Segment Start: PASSAGE PROVIDED

Genus of Cretaceous cephalopods

Tusoteuthis is an extinct genus of large enchoteuthine cephalopod that lived during the Cretaceous. Although often called a squid, it is now thought to be more closely related to modern octopuses. Although many specimens from the Western Interior Seaway of North America were described in 2019, only one poorly preserved specimen from Kansas is recognized as Tusoteuthis. One species, T. longa, is traditionally recognized. In 2019, due to the poor preservation of the holotype specimen, Tusoteuthis was theorized to likely be a nomen dubium, and it was proposed that species described later should be included in the genus Enchoteuthis instead.

==Etymology==
American paleontologist William N. Logan did not directly explain the etymology of Tusoteuthis when he named it in 1898. The generic name may be formed from Latin tusus "crushed" (passive participle of Latin tundo "beat, crush") + Greek teuthis "squid", alluding to the typically fragmented condition of the fossil gladius. The gender of the type species name was later corrected to the Latin feminine longa.

== Classification ==

The largest specimen that was described as Tusoteuthis was later reclassified as Enchoteuthis.

Due to the fragmentary nature of the holotype specimen, it is hard to determine whether other specimens that are described as T. longa actually belong to that species, and if T. longa itself is a nomen dubium. Some of the specimens, including gladius remains which has yielded an estimated mantle length close to or equal to that of the modern giant squid, could possibly be classified as specimens of Enchoteuthis melaneae instead. Another species of Tusoteuthis, T. cobbani was also reclassified to genus Enchoteuthis.

==Ecology==
Enchoteuthids like Tusoteuthis are estimated to have been active predators. Fossils that are described as Tusoteuthis were found to have been preyed on by other animals, especially by the various predatory fish of the Western Interior Seaway. A fossil of the predatory aulopiform, Cimolichthys nepaholica, was found with the gladius of T. longa in its gullet. The back portion of the gladius was in the stomach region, while the mouth of C. nepaholica had remained opened, suggesting that the fish had died in the middle of swallowing the cephalopod. Researchers strongly suspect that as the fish was swallowing Tusoteuthis, the head and/or tentacles remained outside the mouth, thus blocking the gills of the fish and suffocating it as it swallowed its prey.

Segment End: PASSAGE PROVIDED
Segment Start: RECORD SET

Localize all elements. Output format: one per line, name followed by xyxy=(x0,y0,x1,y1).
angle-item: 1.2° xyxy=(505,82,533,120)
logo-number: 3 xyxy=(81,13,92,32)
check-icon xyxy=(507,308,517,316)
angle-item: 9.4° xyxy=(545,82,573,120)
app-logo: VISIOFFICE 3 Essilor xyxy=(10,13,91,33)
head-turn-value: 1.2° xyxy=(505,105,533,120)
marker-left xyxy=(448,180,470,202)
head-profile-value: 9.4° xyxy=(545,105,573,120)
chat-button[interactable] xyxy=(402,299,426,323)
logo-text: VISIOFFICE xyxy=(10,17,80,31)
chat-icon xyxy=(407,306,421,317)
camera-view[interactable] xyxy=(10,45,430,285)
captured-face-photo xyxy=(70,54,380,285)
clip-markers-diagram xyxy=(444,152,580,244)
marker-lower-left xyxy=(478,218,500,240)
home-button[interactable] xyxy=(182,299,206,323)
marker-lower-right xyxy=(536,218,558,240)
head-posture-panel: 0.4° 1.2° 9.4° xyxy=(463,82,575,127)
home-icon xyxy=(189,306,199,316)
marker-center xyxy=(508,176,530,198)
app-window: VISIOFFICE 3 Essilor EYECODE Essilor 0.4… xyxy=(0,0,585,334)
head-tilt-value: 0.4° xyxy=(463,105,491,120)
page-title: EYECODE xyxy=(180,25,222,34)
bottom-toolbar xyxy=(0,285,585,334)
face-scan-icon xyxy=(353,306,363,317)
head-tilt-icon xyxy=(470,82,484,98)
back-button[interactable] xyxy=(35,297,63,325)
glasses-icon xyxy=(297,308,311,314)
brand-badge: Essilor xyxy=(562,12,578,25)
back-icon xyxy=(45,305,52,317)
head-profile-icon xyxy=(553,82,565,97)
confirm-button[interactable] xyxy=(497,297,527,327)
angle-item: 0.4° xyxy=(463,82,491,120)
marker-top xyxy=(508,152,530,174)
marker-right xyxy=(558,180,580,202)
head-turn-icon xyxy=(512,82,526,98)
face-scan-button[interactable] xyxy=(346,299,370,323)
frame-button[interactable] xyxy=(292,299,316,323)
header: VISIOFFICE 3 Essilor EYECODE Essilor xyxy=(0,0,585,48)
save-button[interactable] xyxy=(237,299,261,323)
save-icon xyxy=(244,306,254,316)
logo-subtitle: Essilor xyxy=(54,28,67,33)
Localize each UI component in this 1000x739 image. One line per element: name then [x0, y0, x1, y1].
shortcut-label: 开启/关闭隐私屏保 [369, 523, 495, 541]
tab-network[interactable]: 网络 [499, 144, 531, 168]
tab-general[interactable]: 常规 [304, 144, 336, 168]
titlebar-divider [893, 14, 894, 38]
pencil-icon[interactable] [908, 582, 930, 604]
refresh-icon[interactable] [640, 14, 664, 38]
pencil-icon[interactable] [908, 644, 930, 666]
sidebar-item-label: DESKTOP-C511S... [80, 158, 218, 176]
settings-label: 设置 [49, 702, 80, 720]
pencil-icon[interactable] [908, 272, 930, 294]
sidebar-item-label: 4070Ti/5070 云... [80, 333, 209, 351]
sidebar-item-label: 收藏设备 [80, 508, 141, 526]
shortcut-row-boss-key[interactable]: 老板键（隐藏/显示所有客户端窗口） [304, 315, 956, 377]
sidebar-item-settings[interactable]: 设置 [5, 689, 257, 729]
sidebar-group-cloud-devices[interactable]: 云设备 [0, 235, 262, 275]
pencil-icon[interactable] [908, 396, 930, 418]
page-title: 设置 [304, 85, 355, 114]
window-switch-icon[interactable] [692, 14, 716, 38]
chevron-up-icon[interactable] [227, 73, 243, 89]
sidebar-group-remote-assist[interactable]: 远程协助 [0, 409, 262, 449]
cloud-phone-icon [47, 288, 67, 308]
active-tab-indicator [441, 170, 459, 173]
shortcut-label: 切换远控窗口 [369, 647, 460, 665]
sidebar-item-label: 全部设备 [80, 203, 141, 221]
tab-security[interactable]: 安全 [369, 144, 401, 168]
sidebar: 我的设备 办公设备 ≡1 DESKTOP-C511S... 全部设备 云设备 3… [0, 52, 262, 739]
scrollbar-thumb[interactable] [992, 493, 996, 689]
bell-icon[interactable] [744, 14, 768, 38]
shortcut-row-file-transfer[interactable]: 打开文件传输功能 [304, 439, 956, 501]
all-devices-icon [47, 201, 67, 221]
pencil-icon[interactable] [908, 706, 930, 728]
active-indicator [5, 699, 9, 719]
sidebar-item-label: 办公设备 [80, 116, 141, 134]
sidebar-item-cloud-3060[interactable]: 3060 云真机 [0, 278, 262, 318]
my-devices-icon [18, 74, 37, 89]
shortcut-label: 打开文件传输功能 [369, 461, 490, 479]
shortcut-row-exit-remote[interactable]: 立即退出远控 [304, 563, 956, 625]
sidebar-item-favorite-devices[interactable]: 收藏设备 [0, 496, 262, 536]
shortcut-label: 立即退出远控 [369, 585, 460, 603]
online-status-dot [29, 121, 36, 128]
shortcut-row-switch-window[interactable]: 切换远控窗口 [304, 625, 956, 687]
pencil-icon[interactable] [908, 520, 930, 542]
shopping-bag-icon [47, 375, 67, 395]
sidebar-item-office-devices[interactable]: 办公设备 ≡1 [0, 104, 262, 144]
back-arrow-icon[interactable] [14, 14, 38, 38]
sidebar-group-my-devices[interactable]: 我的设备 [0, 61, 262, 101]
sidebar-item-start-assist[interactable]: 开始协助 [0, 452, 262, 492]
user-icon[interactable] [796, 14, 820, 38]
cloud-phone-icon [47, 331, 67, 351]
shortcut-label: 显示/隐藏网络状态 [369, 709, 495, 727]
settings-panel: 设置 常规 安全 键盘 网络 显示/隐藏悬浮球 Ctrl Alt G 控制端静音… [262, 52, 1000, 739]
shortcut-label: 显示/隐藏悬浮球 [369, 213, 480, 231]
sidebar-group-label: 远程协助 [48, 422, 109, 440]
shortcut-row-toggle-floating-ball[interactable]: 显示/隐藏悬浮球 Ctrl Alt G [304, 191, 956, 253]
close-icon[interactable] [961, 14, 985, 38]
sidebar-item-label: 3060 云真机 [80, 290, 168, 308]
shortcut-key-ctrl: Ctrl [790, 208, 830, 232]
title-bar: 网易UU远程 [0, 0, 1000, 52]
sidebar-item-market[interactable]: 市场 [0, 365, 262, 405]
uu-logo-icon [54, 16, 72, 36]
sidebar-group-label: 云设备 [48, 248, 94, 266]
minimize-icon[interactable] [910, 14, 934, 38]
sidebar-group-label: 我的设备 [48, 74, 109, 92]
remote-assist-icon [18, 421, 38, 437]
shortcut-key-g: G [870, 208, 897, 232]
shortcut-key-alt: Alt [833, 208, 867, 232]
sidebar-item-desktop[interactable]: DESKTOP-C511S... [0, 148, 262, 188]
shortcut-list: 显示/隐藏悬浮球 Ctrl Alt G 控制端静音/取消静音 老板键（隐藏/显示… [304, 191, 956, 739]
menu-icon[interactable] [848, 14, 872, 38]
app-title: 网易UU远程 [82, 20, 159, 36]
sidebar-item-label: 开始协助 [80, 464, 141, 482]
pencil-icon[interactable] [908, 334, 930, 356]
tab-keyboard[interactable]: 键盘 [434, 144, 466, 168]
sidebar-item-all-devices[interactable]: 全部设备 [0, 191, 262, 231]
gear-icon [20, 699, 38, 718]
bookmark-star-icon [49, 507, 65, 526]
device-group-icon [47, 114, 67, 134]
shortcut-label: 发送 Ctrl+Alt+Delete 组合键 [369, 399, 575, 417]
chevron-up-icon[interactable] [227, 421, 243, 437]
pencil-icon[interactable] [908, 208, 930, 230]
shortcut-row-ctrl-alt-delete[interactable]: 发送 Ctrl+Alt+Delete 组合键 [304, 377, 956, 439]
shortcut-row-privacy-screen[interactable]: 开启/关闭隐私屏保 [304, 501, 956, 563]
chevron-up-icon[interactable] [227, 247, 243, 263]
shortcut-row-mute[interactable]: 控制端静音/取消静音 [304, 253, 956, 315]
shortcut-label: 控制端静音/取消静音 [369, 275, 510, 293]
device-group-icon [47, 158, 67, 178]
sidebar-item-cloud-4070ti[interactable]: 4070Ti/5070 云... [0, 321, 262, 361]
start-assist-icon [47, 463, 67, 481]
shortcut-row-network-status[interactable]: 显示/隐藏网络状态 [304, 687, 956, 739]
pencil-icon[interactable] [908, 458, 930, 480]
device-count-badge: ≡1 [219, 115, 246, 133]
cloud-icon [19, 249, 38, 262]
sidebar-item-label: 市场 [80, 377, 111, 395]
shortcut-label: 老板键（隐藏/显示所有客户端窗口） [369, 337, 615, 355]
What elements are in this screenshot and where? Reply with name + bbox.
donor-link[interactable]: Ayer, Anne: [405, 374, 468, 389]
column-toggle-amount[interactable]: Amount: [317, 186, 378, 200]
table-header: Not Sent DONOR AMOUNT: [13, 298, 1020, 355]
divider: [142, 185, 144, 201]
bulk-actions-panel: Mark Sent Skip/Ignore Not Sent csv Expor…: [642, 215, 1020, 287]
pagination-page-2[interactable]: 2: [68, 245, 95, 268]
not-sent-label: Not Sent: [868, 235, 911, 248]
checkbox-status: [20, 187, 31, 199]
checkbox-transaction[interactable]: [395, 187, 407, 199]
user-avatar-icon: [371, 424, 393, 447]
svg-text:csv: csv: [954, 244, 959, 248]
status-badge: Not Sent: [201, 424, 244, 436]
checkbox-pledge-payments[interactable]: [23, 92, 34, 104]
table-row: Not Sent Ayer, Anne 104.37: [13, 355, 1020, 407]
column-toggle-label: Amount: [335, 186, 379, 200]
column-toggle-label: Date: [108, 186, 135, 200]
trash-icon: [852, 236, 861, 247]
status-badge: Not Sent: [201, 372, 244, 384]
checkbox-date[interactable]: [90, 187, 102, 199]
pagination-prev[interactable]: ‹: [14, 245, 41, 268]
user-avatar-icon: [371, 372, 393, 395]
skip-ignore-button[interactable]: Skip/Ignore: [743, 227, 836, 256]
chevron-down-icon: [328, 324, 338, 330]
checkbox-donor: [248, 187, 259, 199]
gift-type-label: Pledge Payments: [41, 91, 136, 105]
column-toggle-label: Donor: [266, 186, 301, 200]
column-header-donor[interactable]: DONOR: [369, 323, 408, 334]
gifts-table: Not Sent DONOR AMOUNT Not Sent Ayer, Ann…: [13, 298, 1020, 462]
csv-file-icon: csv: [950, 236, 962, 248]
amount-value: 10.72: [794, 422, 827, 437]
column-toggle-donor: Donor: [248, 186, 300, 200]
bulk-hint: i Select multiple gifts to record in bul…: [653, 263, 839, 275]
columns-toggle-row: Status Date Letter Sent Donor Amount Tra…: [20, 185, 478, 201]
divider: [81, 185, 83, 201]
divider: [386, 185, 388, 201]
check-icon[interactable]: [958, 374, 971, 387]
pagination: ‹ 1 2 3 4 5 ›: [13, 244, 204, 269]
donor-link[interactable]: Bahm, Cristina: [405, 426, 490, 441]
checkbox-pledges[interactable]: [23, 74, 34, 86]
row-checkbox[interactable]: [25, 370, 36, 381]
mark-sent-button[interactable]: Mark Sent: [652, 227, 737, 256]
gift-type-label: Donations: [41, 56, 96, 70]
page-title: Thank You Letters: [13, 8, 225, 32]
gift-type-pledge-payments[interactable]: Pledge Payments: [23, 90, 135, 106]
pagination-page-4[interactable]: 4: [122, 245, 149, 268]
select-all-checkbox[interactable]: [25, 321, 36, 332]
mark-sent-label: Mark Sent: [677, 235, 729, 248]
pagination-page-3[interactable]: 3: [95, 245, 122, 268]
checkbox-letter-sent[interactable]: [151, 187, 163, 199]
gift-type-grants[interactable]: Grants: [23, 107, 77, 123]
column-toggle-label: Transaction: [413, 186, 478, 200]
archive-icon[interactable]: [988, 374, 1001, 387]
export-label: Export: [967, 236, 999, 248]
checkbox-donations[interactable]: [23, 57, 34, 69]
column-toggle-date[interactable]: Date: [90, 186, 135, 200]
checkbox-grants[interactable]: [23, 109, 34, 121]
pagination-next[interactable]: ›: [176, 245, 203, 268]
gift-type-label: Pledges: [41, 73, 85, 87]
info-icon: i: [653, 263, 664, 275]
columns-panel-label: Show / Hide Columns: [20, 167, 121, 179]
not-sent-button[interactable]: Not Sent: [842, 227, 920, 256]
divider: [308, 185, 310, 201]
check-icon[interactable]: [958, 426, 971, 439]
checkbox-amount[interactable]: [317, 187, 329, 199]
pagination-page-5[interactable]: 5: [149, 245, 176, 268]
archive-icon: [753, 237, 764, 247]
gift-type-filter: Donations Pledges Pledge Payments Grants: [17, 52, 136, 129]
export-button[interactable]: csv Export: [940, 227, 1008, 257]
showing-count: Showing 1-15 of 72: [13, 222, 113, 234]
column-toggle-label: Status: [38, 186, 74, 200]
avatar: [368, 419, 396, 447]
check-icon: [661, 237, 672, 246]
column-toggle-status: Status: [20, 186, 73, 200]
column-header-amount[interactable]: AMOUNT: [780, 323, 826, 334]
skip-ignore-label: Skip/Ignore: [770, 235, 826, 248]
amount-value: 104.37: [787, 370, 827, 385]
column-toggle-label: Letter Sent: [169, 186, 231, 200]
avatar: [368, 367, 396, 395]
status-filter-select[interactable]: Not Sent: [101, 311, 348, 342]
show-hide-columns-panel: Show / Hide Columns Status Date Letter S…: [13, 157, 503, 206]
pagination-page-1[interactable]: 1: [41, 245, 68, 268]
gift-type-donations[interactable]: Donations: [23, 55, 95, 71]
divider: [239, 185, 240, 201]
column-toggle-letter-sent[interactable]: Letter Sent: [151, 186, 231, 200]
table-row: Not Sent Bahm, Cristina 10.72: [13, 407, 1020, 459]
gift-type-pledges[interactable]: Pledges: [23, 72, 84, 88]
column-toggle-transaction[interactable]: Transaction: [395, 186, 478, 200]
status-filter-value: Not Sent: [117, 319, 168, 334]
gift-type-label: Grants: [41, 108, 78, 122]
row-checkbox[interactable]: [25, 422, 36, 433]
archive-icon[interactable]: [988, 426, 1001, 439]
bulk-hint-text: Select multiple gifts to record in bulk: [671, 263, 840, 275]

Segment End: RECORD SET

• EXERCISE:
Decide whether each statement agrees with the passage on Tusoteuthis, answering yes or no and quoting the words of the passage that decide it. (a) Logan explained the origin of the name Tusoteuthis when he named the genus in 1898. (b) T. cobbani was moved to the genus Enchoteuthis. (c) The fossil of Cimolichthys nepaholica was found with its mouth closed.

• EXERCISE RESPONSE:
(a) No: "did not directly explain the etymology of Tusoteuthis when he named it in 1898"
(b) Yes: "Another species of Tusoteuthis, T. cobbani was also reclassified to genus Enchoteuthis."
(c) No: "while the mouth of C. nepaholica had remained opened"